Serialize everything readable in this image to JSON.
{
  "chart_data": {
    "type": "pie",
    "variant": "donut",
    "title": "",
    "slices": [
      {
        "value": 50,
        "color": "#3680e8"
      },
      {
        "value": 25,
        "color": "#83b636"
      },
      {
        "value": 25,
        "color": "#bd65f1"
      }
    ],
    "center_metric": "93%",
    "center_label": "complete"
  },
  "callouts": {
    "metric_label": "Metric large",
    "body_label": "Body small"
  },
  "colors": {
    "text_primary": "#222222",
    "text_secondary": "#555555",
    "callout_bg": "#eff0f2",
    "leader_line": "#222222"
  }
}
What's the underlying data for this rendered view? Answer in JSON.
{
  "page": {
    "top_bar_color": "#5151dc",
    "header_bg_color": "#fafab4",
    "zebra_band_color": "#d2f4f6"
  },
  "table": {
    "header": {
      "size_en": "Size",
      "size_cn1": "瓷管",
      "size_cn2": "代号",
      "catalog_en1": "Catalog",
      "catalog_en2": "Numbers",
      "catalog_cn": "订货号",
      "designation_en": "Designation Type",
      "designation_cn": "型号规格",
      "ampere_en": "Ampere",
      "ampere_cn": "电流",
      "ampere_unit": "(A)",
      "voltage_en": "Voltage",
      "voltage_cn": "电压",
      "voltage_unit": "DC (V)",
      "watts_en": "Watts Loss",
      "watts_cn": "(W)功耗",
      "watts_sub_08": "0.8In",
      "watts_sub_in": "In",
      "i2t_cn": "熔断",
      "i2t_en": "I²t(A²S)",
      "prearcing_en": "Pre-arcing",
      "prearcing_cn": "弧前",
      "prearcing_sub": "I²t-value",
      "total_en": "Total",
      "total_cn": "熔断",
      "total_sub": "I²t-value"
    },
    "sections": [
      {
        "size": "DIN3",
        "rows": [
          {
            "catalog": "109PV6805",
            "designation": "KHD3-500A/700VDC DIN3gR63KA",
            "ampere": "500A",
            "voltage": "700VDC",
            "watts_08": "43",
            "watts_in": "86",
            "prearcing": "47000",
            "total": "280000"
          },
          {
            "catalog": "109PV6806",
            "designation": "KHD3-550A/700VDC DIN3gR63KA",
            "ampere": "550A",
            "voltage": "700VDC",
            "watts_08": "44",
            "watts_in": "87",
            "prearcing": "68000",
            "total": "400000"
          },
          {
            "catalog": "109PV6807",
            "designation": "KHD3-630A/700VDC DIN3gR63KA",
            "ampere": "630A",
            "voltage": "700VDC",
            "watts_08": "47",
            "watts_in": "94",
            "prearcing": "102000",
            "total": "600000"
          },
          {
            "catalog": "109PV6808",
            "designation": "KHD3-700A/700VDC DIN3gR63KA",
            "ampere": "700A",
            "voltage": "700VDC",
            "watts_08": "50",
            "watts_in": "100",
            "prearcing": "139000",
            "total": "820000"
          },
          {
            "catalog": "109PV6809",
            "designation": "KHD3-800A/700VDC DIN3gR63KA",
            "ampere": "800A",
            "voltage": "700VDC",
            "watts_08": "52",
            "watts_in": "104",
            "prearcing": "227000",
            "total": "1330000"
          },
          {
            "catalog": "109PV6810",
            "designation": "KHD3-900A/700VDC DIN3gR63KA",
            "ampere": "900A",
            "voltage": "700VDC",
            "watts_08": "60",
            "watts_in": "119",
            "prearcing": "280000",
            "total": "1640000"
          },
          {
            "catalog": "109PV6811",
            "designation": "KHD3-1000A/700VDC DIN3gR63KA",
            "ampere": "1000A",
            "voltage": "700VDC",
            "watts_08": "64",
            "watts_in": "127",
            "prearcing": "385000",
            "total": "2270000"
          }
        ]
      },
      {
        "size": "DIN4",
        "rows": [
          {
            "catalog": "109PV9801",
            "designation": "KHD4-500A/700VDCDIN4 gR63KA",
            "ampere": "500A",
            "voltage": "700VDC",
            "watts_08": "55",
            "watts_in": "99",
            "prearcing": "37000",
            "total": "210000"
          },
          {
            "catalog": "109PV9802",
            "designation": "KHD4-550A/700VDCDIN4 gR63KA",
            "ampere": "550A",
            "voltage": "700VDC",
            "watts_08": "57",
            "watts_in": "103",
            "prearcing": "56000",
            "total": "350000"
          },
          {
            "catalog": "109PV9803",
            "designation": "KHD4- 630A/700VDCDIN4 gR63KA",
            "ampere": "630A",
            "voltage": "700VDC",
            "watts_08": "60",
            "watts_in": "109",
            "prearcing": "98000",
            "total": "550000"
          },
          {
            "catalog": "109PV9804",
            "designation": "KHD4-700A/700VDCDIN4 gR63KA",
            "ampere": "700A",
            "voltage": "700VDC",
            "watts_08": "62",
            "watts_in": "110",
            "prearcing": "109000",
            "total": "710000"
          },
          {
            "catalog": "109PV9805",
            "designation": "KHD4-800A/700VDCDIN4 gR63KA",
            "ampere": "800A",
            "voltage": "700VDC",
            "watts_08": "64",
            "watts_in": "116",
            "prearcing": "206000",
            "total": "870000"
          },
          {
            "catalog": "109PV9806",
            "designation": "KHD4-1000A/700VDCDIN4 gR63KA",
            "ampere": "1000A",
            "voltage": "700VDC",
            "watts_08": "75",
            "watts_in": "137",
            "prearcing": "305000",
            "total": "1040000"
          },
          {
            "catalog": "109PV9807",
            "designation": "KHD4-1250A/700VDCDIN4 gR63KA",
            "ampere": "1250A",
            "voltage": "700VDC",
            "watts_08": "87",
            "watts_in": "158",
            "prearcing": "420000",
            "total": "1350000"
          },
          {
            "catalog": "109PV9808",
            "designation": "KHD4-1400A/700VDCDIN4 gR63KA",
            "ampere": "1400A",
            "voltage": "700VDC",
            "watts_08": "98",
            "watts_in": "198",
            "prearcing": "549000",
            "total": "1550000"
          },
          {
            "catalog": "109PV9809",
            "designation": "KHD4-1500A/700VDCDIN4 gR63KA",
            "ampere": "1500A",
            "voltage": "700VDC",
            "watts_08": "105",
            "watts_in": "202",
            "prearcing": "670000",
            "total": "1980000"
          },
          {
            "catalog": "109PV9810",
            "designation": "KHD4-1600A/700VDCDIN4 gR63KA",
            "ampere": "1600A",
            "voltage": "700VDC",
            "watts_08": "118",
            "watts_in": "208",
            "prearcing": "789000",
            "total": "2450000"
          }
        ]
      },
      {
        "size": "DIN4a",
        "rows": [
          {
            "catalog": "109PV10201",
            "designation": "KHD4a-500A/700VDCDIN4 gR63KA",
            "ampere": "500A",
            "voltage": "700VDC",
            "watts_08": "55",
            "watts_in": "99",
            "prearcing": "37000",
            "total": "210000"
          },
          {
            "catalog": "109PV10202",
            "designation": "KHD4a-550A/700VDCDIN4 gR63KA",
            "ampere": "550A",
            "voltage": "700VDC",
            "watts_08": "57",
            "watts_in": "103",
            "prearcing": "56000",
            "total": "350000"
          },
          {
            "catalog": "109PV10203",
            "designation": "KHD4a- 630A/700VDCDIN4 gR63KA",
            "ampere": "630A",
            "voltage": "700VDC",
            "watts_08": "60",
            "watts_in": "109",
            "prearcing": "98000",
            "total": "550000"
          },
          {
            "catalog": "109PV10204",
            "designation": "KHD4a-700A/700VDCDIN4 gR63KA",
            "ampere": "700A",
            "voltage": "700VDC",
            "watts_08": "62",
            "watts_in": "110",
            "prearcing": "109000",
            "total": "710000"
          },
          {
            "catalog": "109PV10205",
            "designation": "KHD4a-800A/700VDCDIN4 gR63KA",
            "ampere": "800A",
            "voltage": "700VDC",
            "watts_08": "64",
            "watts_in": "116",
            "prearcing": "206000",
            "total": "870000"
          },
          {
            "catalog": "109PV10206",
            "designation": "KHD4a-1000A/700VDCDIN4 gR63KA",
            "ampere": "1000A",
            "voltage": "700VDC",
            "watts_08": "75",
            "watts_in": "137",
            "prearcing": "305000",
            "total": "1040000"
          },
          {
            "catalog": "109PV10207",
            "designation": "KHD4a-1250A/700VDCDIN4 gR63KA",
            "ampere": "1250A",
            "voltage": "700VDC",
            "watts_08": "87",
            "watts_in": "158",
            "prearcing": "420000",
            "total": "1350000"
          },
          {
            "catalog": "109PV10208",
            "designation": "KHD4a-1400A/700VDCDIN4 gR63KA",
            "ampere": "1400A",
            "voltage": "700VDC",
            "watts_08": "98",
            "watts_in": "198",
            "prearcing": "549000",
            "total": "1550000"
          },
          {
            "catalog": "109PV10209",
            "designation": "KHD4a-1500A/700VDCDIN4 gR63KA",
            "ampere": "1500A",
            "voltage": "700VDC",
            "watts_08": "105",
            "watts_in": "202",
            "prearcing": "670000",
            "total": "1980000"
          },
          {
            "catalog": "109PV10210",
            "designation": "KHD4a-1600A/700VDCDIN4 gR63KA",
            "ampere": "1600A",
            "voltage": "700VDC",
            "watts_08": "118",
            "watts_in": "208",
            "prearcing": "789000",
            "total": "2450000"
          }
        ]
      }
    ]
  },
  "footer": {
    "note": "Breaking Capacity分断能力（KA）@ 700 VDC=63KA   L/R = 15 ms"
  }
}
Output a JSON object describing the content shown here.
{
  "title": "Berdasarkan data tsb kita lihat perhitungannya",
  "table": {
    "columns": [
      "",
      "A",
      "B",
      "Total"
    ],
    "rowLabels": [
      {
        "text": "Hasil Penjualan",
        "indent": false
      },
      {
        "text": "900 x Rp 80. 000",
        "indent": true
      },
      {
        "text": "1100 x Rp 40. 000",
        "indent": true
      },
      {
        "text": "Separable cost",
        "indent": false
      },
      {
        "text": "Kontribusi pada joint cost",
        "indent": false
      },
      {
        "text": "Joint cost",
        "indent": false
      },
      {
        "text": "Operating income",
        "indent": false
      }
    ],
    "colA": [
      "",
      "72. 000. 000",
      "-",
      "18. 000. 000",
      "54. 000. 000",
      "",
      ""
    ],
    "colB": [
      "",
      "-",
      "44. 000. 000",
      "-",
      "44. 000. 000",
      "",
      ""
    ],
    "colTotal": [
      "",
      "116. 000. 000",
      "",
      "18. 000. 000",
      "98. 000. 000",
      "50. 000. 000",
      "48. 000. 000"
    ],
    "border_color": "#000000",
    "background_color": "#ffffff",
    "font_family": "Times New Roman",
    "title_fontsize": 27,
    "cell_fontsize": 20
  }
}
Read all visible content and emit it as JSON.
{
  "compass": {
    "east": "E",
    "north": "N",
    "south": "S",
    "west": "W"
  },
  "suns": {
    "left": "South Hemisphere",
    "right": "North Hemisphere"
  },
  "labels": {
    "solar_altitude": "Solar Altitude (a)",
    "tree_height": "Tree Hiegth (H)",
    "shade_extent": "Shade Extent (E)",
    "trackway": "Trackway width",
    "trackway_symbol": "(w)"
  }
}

● ● ● ●

**THE EXERCISE**
Go through the records and gather the lines that hold "Hemisphere".

**EXERCISE SOLUTION**
    "left": "South Hemisphere",
    "right": "North Hemisphere"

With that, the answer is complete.